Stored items

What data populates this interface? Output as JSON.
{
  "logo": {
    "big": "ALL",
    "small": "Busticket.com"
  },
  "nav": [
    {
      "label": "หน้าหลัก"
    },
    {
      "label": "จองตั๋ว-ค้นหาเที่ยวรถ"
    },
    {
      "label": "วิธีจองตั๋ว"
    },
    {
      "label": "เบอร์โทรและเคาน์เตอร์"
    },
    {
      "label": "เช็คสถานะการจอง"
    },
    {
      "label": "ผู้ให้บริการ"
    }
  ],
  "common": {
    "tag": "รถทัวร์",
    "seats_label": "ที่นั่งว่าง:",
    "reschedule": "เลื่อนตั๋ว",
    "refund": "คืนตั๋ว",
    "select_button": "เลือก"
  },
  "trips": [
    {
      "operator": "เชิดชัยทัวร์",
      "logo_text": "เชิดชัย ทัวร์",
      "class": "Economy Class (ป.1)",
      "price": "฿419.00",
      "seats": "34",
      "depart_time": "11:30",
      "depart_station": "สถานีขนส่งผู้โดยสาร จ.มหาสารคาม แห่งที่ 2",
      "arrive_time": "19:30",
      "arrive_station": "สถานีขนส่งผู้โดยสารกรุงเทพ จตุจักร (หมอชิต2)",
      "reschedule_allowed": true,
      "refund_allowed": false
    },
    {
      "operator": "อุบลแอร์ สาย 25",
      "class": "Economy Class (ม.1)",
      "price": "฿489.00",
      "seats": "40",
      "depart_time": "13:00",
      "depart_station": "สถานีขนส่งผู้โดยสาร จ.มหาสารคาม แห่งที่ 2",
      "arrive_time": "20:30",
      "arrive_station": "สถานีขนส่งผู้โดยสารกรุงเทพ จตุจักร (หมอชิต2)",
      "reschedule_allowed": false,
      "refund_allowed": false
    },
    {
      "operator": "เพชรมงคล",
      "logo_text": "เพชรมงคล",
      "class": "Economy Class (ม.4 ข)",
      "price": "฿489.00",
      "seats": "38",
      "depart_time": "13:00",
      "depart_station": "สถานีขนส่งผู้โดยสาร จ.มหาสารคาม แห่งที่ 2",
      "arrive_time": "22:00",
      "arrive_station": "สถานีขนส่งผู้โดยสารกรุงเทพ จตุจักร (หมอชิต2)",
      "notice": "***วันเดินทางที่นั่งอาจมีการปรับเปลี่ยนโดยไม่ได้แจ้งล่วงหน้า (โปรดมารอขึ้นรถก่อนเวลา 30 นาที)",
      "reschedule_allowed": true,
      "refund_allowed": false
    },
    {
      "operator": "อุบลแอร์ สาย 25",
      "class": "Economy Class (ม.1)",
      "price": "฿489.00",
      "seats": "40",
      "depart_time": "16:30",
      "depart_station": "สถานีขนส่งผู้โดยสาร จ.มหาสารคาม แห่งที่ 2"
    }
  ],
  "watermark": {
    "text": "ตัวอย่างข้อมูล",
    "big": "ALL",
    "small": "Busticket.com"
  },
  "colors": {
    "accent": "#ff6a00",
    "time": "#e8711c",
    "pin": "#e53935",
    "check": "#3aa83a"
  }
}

**Your goal**: Isolate each line of the listing above that includes "จองต". Copy it.

**Output for this exercise**:
      "label": "จองตั๋ว-ค้นหาเที่ยวรถ"
      "label": "วิธีจองตั๋ว"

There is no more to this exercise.